-- Begin Data shown --

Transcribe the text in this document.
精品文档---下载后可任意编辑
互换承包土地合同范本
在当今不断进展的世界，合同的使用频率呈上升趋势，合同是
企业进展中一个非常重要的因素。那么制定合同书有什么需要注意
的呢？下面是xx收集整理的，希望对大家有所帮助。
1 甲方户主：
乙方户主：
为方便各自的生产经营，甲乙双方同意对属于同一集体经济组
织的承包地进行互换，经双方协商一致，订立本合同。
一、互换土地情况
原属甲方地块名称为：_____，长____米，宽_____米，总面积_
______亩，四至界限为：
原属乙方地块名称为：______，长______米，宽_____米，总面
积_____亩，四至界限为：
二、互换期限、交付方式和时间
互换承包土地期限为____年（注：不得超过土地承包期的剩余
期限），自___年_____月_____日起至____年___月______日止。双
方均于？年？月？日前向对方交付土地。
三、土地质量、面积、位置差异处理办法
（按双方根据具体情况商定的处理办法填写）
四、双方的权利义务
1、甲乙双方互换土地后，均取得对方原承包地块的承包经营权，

-- End Data shown --

#### [Directions for this task]
Each entry must be reproduced verbatim.

#### [Task result]
Transcribe the text in this document.
精品文档---下载后可任意编辑
互换承包土地合同范本
在当今不断进展的世界，合同的使用频率呈上升趋势，合同是
企业进展中一个非常重要的因素。那么制定合同书有什么需要注意
的呢？下面是xx收集整理的，希望对大家有所帮助。
1 甲方户主：
乙方户主：
为方便各自的生产经营，甲乙双方同意对属于同一集体经济组
织的承包地进行互换，经双方协商一致，订立本合同。
一、互换土地情况
原属甲方地块名称为：_____，长____米，宽_____米，总面积_
______亩，四至界限为：
原属乙方地块名称为：______，长______米，宽_____米，总面
积_____亩，四至界限为：
二、互换期限、交付方式和时间
互换承包土地期限为____年（注：不得超过土地承包期的剩余
期限），自___年_____月_____日起至____年___月______日止。双
方均于？年？月？日前向对方交付土地。
三、土地质量、面积、位置差异处理办法
（按双方根据具体情况商定的处理办法填写）
四、双方的权利义务
1、甲乙双方互换土地后，均取得对方原承包地块的承包经营权，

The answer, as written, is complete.